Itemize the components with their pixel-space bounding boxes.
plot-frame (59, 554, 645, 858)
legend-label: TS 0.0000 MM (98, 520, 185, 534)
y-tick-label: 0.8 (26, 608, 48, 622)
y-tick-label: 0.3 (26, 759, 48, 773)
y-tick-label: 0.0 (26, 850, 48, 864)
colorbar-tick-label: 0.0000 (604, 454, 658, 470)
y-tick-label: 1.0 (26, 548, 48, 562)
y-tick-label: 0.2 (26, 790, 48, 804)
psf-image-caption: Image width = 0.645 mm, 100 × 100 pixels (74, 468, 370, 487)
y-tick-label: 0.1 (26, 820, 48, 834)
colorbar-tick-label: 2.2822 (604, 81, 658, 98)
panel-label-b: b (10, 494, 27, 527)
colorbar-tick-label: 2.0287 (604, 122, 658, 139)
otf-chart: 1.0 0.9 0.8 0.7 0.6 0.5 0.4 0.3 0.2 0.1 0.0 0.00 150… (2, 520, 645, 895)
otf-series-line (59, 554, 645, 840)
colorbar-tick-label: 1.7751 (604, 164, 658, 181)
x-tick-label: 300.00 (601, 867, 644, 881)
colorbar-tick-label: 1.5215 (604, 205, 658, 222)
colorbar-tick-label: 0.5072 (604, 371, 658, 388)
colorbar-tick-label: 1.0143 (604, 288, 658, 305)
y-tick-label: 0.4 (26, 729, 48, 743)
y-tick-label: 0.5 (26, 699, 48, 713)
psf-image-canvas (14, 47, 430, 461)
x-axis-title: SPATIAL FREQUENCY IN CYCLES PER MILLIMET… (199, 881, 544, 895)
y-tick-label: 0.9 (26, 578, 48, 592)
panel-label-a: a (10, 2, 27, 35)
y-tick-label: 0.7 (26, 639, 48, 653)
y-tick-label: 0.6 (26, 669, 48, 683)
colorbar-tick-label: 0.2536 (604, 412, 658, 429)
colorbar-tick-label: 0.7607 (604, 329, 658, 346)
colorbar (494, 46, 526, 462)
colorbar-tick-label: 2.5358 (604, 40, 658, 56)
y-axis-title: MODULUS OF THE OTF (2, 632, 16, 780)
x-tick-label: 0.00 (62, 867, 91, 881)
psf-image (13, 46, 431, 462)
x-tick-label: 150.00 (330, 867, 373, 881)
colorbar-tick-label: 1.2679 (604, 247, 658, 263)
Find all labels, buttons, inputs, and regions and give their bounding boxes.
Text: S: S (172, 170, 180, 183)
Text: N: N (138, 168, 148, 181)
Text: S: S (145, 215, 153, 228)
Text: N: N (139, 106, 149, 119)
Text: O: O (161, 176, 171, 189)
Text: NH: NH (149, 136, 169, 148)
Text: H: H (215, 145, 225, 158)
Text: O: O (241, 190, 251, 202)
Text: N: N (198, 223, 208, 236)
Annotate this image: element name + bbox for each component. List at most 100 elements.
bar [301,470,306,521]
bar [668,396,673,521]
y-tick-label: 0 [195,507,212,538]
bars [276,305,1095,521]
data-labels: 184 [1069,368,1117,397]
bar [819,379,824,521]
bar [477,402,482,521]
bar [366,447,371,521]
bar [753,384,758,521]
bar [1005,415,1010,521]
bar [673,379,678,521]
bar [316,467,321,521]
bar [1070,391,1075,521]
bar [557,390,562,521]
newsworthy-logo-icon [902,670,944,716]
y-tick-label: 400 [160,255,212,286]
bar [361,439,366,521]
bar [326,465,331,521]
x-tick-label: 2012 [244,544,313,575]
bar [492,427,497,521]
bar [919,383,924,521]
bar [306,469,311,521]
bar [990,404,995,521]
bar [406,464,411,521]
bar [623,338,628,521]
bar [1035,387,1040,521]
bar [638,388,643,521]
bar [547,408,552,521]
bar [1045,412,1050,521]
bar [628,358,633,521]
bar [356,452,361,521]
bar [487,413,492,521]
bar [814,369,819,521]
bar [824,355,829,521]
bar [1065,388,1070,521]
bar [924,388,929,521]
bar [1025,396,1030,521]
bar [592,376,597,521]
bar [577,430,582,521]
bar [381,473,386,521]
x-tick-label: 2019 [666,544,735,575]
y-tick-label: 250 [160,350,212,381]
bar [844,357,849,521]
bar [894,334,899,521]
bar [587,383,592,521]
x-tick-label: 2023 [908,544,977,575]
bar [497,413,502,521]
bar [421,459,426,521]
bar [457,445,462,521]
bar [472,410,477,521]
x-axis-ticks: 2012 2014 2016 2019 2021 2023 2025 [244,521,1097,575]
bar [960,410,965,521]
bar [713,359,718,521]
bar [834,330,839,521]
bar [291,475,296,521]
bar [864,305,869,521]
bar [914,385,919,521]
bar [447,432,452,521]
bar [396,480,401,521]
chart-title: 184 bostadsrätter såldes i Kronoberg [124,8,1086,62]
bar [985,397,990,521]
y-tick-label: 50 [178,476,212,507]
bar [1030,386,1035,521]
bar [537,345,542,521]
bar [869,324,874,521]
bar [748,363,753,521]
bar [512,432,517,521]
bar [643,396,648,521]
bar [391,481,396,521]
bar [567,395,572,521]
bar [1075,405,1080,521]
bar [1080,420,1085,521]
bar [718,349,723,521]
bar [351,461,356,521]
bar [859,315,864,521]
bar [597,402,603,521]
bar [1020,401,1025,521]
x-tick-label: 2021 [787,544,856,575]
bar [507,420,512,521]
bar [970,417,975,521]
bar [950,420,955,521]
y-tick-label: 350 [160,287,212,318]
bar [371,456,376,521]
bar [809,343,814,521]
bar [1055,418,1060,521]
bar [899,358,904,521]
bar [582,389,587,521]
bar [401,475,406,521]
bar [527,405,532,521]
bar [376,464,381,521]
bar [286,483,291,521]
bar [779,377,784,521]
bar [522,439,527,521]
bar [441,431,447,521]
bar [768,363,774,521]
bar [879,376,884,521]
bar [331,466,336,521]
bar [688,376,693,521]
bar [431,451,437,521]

◆ ◆ ◆ ◆ ◆

YOUR INSTRUCTIONS — Please output every line of the entries above as a Markdown table with the columns Row and Entry line, numbering the rows in order and skipping any blank lines.

SOLUTION TO THIS EXERCISE —
| Row | Entry line |
|---|---|
| 1 | Itemize the components with their pixel-space bounding boxes. |
| 2 | plot-frame (59, 554, 645, 858) |
| 3 | legend-label: TS 0.0000 MM (98, 520, 185, 534) |
| 4 | y-tick-label: 0.8 (26, 608, 48, 622) |
| 5 | y-tick-label: 0.3 (26, 759, 48, 773) |
| 6 | y-tick-label: 0.0 (26, 850, 48, 864) |
| 7 | colorbar-tick-label: 0.0000 (604, 454, 658, 470) |
| 8 | y-tick-label: 1.0 (26, 548, 48, 562) |
| 9 | y-tick-label: 0.2 (26, 790, 48, 804) |
| 10 | psf-image-caption: Image width = 0.645 mm, 100 × 100 pixels (74, 468, 370, 487) |
| 11 | y-tick-label: 0.1 (26, 820, 48, 834) |
| 12 | colorbar-tick-label: 2.2822 (604, 81, 658, 98) |
| 13 | panel-label-b: b (10, 494, 27, 527) |
| 14 | colorbar-tick-label: 2.0287 (604, 122, 658, 139) |
| 15 | otf-chart: 1.0 0.9 0.8 0.7 0.6 0.5 0.4 0.3 0.2 0.1 0.0 0.00 150… (2, 520, 645, 895) |
| 16 | otf-series-line (59, 554, 645, 840) |
| 17 | colorbar-tick-label: 1.7751 (604, 164, 658, 181) |
| 18 | x-tick-label: 300.00 (601, 867, 644, 881) |
| 19 | colorbar-tick-label: 1.5215 (604, 205, 658, 222) |
| 20 | colorbar-tick-label: 0.5072 (604, 371, 658, 388) |
| 21 | colorbar-tick-label: 1.0143 (604, 288, 658, 305) |
| 22 | y-tick-label: 0.4 (26, 729, 48, 743) |
| 23 | y-tick-label: 0.5 (26, 699, 48, 713) |
| 24 | psf-image-canvas (14, 47, 430, 461) |
| 25 | x-axis-title: SPATIAL FREQUENCY IN CYCLES PER MILLIMET… (199, 881, 544, 895) |
| 26 | y-tick-label: 0.9 (26, 578, 48, 592) |
| 27 | panel-label-a: a (10, 2, 27, 35) |
| 28 | y-tick-label: 0.7 (26, 639, 48, 653) |
| 29 | y-tick-label: 0.6 (26, 669, 48, 683) |
| 30 | colorbar-tick-label: 0.2536 (604, 412, 658, 429) |
| 31 | colorbar-tick-label: 0.7607 (604, 329, 658, 346) |
| 32 | colorbar (494, 46, 526, 462) |
| 33 | colorbar-tick-label: 2.5358 (604, 40, 658, 56) |
| 34 | y-axis-title: MODULUS OF THE OTF (2, 632, 16, 780) |
| 35 | x-tick-label: 0.00 (62, 867, 91, 881) |
| 36 | psf-image (13, 46, 431, 462) |
| 37 | x-tick-label: 150.00 (330, 867, 373, 881) |
| 38 | colorbar-tick-label: 1.2679 (604, 247, 658, 263) |
| 39 | Find all labels, buttons, inputs, and regions and give their bounding boxes. |
| 40 | Text: S: S (172, 170, 180, 183) |
| 41 | Text: N: N (138, 168, 148, 181) |
| 42 | Text: S: S (145, 215, 153, 228) |
| 43 | Text: N: N (139, 106, 149, 119) |
| 44 | Text: O: O (161, 176, 171, 189) |
| 45 | Text: NH: NH (149, 136, 169, 148) |
| 46 | Text: H: H (215, 145, 225, 158) |
| 47 | Text: O: O (241, 190, 251, 202) |
| 48 | Text: N: N (198, 223, 208, 236) |
| 49 | Annotate this image: element name + bbox for each component. List at most 100 elements. |
| 50 | bar [301,470,306,521] |
| 51 | bar [668,396,673,521] |
| 52 | y-tick-label: 0 [195,507,212,538] |
| 53 | bars [276,305,1095,521] |
| 54 | data-labels: 184 [1069,368,1117,397] |
| 55 | bar [819,379,824,521] |
| 56 | bar [477,402,482,521] |
| 57 | bar [366,447,371,521] |
| 58 | bar [753,384,758,521] |
| 59 | bar [1005,415,1010,521] |
| 60 | bar [673,379,678,521] |
| 61 | bar [316,467,321,521] |
| 62 | bar [1070,391,1075,521] |
| 63 | bar [557,390,562,521] |
| 64 | newsworthy-logo-icon [902,670,944,716] |
| 65 | y-tick-label: 400 [160,255,212,286] |
| 66 | bar [361,439,366,521] |
| 67 | bar [326,465,331,521] |
| 68 | x-tick-label: 2012 [244,544,313,575] |
| 69 | bar [492,427,497,521] |
| 70 | bar [919,383,924,521] |
| 71 | bar [306,469,311,521] |
| 72 | bar [990,404,995,521] |
| 73 | bar [406,464,411,521] |
| 74 | bar [623,338,628,521] |
| 75 | bar [1035,387,1040,521] |
| 76 | bar [638,388,643,521] |
| 77 | bar [547,408,552,521] |
| 78 | bar [1045,412,1050,521] |
| 79 | bar [628,358,633,521] |
| 80 | bar [356,452,361,521] |
| 81 | bar [487,413,492,521] |
| 82 | bar [814,369,819,521] |
| 83 | bar [824,355,829,521] |
| 84 | bar [1065,388,1070,521] |
| 85 | bar [924,388,929,521] |
| 86 | bar [1025,396,1030,521] |
| 87 | bar [592,376,597,521] |
| 88 | bar [577,430,582,521] |
| 89 | bar [381,473,386,521] |
| 90 | x-tick-label: 2019 [666,544,735,575] |
| 91 | y-tick-label: 250 [160,350,212,381] |
| 92 | bar [844,357,849,521] |
| 93 | bar [894,334,899,521] |
| 94 | bar [587,383,592,521] |
| 95 | x-tick-label: 2023 [908,544,977,575] |
| 96 | bar [497,413,502,521] |
| 97 | bar [421,459,426,521] |
| 98 | bar [457,445,462,521] |
| 99 | bar [472,410,477,521] |
| 100 | x-axis-ticks: 2012 2014 2016 2019 2021 2023 2025 [244,521,1097,575] |
| 101 | bar [960,410,965,521] |
| 102 | bar [713,359,718,521] |
| 103 | bar [834,330,839,521] |
| 104 | bar [291,475,296,521] |
| 105 | bar [864,305,869,521] |
| 106 | bar [914,385,919,521] |
| 107 | bar [447,432,452,521] |
| 108 | bar [396,480,401,521] |
| 109 | chart-title: 184 bostadsrätter såldes i Kronoberg [124,8,1086,62] |
| 110 | bar [985,397,990,521] |
| 111 | y-tick-label: 50 [178,476,212,507] |
| 112 | bar [1030,386,1035,521] |
| 113 | bar [537,345,542,521] |
| 114 | bar [869,324,874,521] |
| 115 | bar [748,363,753,521] |
| 116 | bar [512,432,517,521] |
| 117 | bar [643,396,648,521] |
| 118 | bar [391,481,396,521] |
| 119 | bar [567,395,572,521] |
| 120 | bar [1075,405,1080,521] |
| 121 | bar [1080,420,1085,521] |
| 122 | bar [718,349,723,521] |
| 123 | bar [351,461,356,521] |
| 124 | bar [859,315,864,521] |
| 125 | bar [597,402,603,521] |
| 126 | bar [1020,401,1025,521] |
| 127 | x-tick-label: 2021 [787,544,856,575] |
| 128 | bar [507,420,512,521] |
| 129 | bar [970,417,975,521] |
| 130 | bar [950,420,955,521] |
| 131 | y-tick-label: 350 [160,287,212,318] |
| 132 | bar [371,456,376,521] |
| 133 | bar [809,343,814,521] |
| 134 | bar [1055,418,1060,521] |
| 135 | bar [899,358,904,521] |
| 136 | bar [582,389,587,521] |
| 137 | bar [401,475,406,521] |
| 138 | bar [527,405,532,521] |
| 139 | bar [376,464,381,521] |
| 140 | bar [286,483,291,521] |
| 141 | bar [779,377,784,521] |
| 142 | bar [522,439,527,521] |
| 143 | bar [441,431,447,521] |
| 144 | bar [768,363,774,521] |
| 145 | bar [879,376,884,521] |
| 146 | bar [331,466,336,521] |
| 147 | bar [688,376,693,521] |
| 148 | bar [431,451,437,521] |